##### Supplied information

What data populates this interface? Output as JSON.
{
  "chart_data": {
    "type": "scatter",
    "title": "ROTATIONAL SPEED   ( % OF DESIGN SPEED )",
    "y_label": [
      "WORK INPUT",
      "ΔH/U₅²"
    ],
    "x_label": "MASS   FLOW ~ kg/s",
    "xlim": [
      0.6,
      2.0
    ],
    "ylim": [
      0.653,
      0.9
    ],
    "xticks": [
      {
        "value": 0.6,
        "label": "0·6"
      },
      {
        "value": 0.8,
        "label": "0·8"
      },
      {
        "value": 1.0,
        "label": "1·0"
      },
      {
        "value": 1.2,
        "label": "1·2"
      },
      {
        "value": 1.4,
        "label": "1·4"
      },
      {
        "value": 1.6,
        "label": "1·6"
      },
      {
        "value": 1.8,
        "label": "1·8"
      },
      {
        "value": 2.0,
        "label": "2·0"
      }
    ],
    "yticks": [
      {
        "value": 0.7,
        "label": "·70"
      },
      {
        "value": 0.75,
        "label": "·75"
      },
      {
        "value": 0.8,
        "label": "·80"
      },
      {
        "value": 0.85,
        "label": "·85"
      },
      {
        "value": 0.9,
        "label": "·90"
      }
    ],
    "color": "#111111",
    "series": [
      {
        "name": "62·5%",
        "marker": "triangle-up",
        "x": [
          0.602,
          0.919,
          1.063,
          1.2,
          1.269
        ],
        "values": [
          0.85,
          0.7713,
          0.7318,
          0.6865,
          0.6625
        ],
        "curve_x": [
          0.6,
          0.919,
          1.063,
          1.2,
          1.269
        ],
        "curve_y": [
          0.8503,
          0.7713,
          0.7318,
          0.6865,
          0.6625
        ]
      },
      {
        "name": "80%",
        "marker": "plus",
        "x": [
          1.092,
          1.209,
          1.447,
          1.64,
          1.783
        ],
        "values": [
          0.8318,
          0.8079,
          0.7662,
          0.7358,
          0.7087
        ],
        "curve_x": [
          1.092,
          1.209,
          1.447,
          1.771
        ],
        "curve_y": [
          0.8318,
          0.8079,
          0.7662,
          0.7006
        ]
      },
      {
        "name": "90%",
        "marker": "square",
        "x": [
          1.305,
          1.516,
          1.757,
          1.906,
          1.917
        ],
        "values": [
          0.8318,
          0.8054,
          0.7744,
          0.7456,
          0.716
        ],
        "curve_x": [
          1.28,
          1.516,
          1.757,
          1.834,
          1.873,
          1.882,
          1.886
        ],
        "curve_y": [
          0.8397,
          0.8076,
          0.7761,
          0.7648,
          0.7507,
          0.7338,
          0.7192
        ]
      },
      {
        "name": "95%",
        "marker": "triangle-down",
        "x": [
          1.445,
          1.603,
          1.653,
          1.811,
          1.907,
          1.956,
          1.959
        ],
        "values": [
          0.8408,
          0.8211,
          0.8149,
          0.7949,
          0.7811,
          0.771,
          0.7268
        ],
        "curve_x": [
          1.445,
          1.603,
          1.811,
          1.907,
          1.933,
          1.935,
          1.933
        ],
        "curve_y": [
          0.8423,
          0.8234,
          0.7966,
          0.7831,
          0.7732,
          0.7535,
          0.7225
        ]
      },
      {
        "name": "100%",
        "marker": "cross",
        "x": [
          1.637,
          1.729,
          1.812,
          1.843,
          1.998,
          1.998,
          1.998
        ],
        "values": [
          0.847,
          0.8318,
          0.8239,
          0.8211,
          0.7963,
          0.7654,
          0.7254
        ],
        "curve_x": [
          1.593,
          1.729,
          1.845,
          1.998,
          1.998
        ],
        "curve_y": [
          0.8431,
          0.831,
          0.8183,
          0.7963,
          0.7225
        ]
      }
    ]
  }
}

##########

→ Exercise: Print every record exactly as it was given.

→ Task result:
What data populates this interface? Output as JSON.
{
  "chart_data": {
    "type": "scatter",
    "title": "ROTATIONAL SPEED   ( % OF DESIGN SPEED )",
    "y_label": [
      "WORK INPUT",
      "ΔH/U₅²"
    ],
    "x_label": "MASS   FLOW ~ kg/s",
    "xlim": [
      0.6,
      2.0
    ],
    "ylim": [
      0.653,
      0.9
    ],
    "xticks": [
      {
        "value": 0.6,
        "label": "0·6"
      },
      {
        "value": 0.8,
        "label": "0·8"
      },
      {
        "value": 1.0,
        "label": "1·0"
      },
      {
        "value": 1.2,
        "label": "1·2"
      },
      {
        "value": 1.4,
        "label": "1·4"
      },
      {
        "value": 1.6,
        "label": "1·6"
      },
      {
        "value": 1.8,
        "label": "1·8"
      },
      {
        "value": 2.0,
        "label": "2·0"
      }
    ],
    "yticks": [
      {
        "value": 0.7,
        "label": "·70"
      },
      {
        "value": 0.75,
        "label": "·75"
      },
      {
        "value": 0.8,
        "label": "·80"
      },
      {
        "value": 0.85,
        "label": "·85"
      },
      {
        "value": 0.9,
        "label": "·90"
      }
    ],
    "color": "#111111",
    "series": [
      {
        "name": "62·5%",
        "marker": "triangle-up",
        "x": [
          0.602,
          0.919,
          1.063,
          1.2,
          1.269
        ],
        "values": [
          0.85,
          0.7713,
          0.7318,
          0.6865,
          0.6625
        ],
        "curve_x": [
          0.6,
          0.919,
          1.063,
          1.2,
          1.269
        ],
        "curve_y": [
          0.8503,
          0.7713,
          0.7318,
          0.6865,
          0.6625
        ]
      },
      {
        "name": "80%",
        "marker": "plus",
        "x": [
          1.092,
          1.209,
          1.447,
          1.64,
          1.783
        ],
        "values": [
          0.8318,
          0.8079,
          0.7662,
          0.7358,
          0.7087
        ],
        "curve_x": [
          1.092,
          1.209,
          1.447,
          1.771
        ],
        "curve_y": [
          0.8318,
          0.8079,
          0.7662,
          0.7006
        ]
      },
      {
        "name": "90%",
        "marker": "square",
        "x": [
          1.305,
          1.516,
          1.757,
          1.906,
          1.917
        ],
        "values": [
          0.8318,
          0.8054,
          0.7744,
          0.7456,
          0.716
        ],
        "curve_x": [
          1.28,
          1.516,
          1.757,
          1.834,
          1.873,
          1.882,
          1.886
        ],
        "curve_y": [
          0.8397,
          0.8076,
          0.7761,
          0.7648,
          0.7507,
          0.7338,
          0.7192
        ]
      },
      {
        "name": "95%",
        "marker": "triangle-down",
        "x": [
          1.445,
          1.603,
          1.653,
          1.811,
          1.907,
          1.956,
          1.959
        ],
        "values": [
          0.8408,
          0.8211,
          0.8149,
          0.7949,
          0.7811,
          0.771,
          0.7268
        ],
        "curve_x": [
          1.445,
          1.603,
          1.811,
          1.907,
          1.933,
          1.935,
          1.933
        ],
        "curve_y": [
          0.8423,
          0.8234,
          0.7966,
          0.7831,
          0.7732,
          0.7535,
          0.7225
        ]
      },
      {
        "name": "100%",
        "marker": "cross",
        "x": [
          1.637,
          1.729,
          1.812,
          1.843,
          1.998,
          1.998,
          1.998
        ],
        "values": [
          0.847,
          0.8318,
          0.8239,
          0.8211,
          0.7963,
          0.7654,
          0.7254
        ],
        "curve_x": [
          1.593,
          1.729,
          1.845,
          1.998,
          1.998
        ],
        "curve_y": [
          0.8431,
          0.831,
          0.8183,
          0.7963,
          0.7225
        ]
      }
    ]
  }
}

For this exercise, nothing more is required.